▸ **WHAT IS REQUIRED**: Give the data again exactly as written, skipping any pictures.

▸ **RECORDS SHOWN**:
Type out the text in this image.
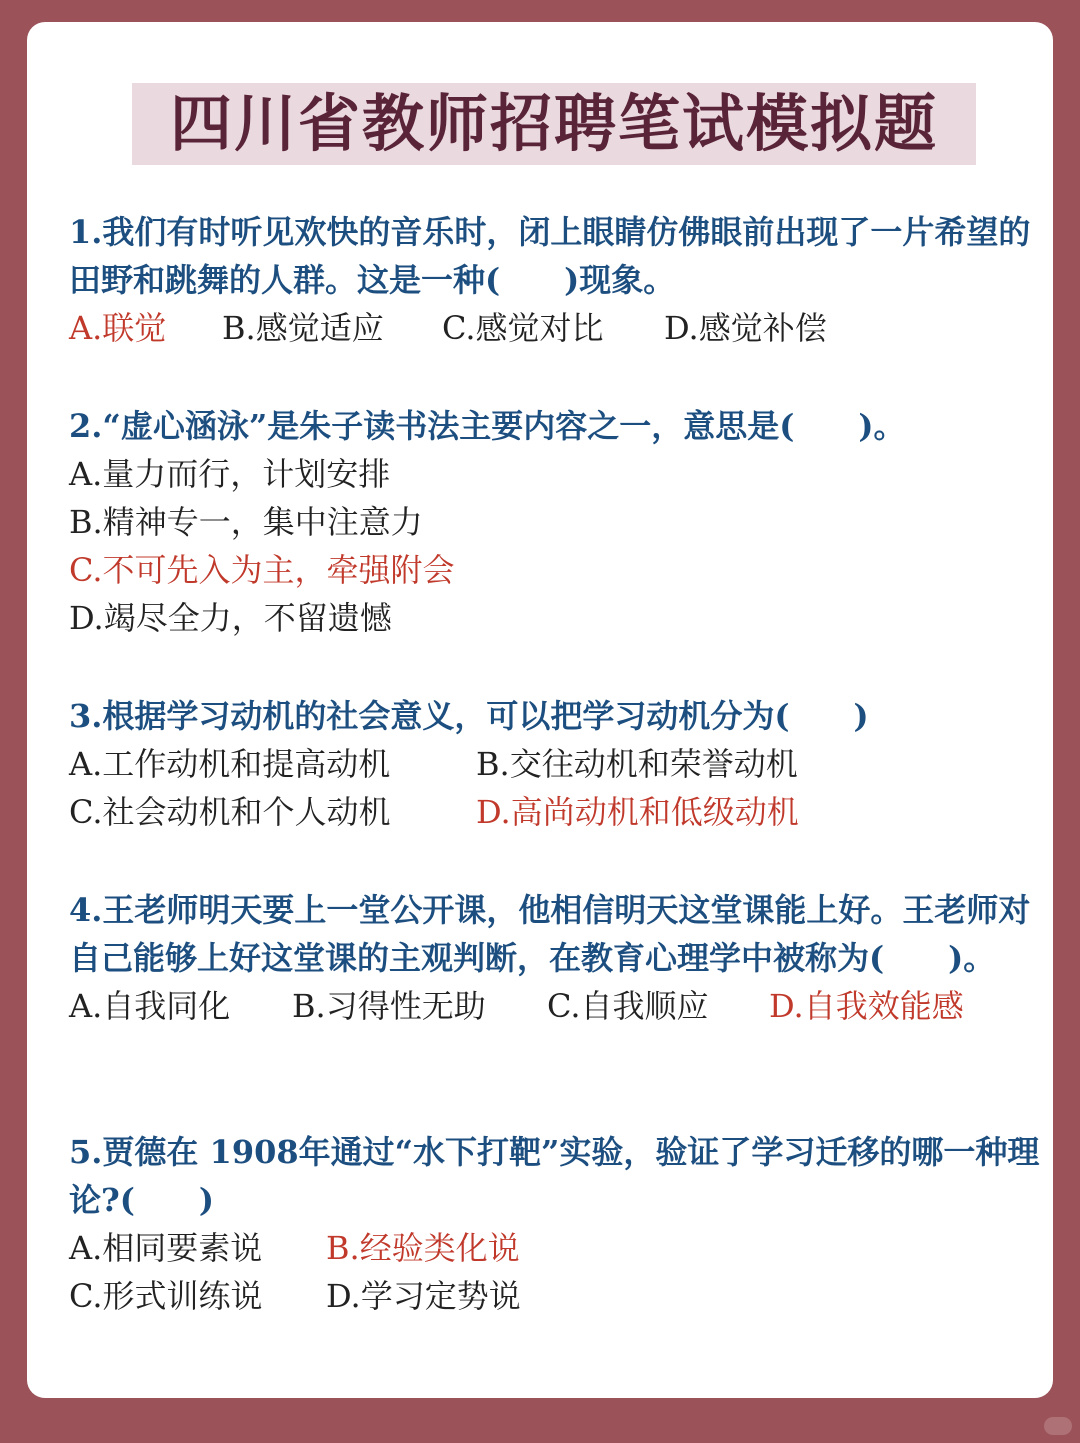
四川省教师招聘笔试模拟题

1.我们有时听见欢快的音乐时，闭上眼睛仿佛眼前出现了一片希望的田野和跳舞的人群。这是一种(　　)现象。

A.联觉 B.感觉适应 C.感觉对比 D.感觉补偿

2.“虚心涵泳”是朱子读书法主要内容之一，意思是(　　)。

A.量力而行，计划安排
B.精神专一，集中注意力
C.不可先入为主，牵强附会
D.竭尽全力，不留遗憾

3.根据学习动机的社会意义，可以把学习动机分为(　　)

A.工作动机和提高动机	B.交往动机和荣誉动机
C.社会动机和个人动机	D.高尚动机和低级动机

4.王老师明天要上一堂公开课，他相信明天这堂课能上好。王老师对自己能够上好这堂课的主观判断，在教育心理学中被称为(　　)。

A.自我同化 B.习得性无助 C.自我顺应 D.自我效能感

5.贾德在 1908年通过“水下打靶”实验，验证了学习迁移的哪一种理论?(　　)

A.相同要素说 B.经验类化说
C.形式训练说 D.学习定势说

▸ **PROBLEM SOLUTION**:
Type out the text in this image.
四川省教师招聘笔试模拟题

1.我们有时听见欢快的音乐时，闭上眼睛仿佛眼前出现了一片希望的田野和跳舞的人群。这是一种(　　)现象。

A.联觉 B.感觉适应 C.感觉对比 D.感觉补偿

2.“虚心涵泳”是朱子读书法主要内容之一，意思是(　　)。

A.量力而行，计划安排
B.精神专一，集中注意力
C.不可先入为主，牵强附会
D.竭尽全力，不留遗憾

3.根据学习动机的社会意义，可以把学习动机分为(　　)

A.工作动机和提高动机	B.交往动机和荣誉动机
C.社会动机和个人动机	D.高尚动机和低级动机

4.王老师明天要上一堂公开课，他相信明天这堂课能上好。王老师对自己能够上好这堂课的主观判断，在教育心理学中被称为(　　)。

A.自我同化 B.习得性无助 C.自我顺应 D.自我效能感

5.贾德在 1908年通过“水下打靶”实验，验证了学习迁移的哪一种理论?(　　)

A.相同要素说 B.经验类化说
C.形式训练说 D.学习定势说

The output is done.